[Dataset records]
^^^^
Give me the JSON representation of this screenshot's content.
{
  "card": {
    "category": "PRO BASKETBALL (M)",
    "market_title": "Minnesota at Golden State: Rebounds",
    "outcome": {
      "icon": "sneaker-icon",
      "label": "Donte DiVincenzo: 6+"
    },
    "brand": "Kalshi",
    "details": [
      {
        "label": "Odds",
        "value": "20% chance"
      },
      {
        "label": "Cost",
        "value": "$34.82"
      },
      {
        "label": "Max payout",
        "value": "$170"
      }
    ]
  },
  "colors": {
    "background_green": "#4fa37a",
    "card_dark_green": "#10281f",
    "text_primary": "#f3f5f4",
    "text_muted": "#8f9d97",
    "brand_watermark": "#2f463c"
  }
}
^^^^
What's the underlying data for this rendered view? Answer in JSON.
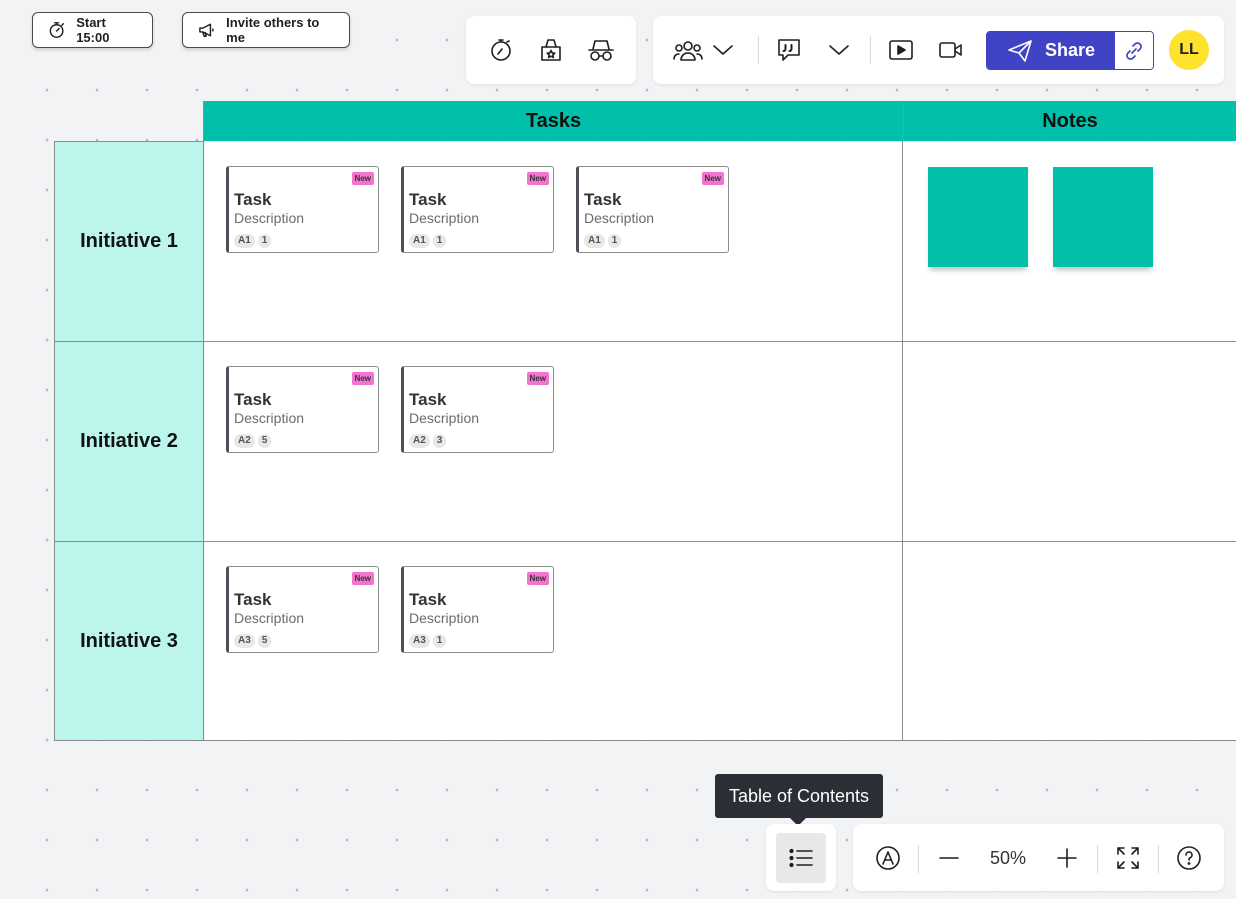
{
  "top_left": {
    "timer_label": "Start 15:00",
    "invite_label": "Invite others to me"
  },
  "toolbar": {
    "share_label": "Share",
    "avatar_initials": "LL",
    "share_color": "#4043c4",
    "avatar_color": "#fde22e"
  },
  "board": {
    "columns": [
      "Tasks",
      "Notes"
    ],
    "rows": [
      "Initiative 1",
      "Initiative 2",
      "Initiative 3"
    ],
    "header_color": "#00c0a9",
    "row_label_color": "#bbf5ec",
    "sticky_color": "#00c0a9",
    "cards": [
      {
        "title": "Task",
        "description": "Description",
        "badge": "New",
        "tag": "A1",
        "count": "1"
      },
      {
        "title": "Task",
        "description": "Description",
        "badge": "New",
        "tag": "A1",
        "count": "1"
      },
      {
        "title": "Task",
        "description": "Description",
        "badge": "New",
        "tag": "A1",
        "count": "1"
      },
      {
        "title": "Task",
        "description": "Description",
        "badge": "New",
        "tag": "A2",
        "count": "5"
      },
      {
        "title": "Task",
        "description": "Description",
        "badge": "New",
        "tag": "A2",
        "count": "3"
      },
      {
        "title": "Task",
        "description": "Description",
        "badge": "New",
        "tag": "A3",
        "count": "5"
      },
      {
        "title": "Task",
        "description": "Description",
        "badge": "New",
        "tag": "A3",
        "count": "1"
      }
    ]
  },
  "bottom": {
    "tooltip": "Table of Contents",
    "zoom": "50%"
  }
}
^^^^
§ BRIEF
Say how many lines of the data include the word "value". Nothing other than the number should be given.

§ EXERCISE OUTPUT
3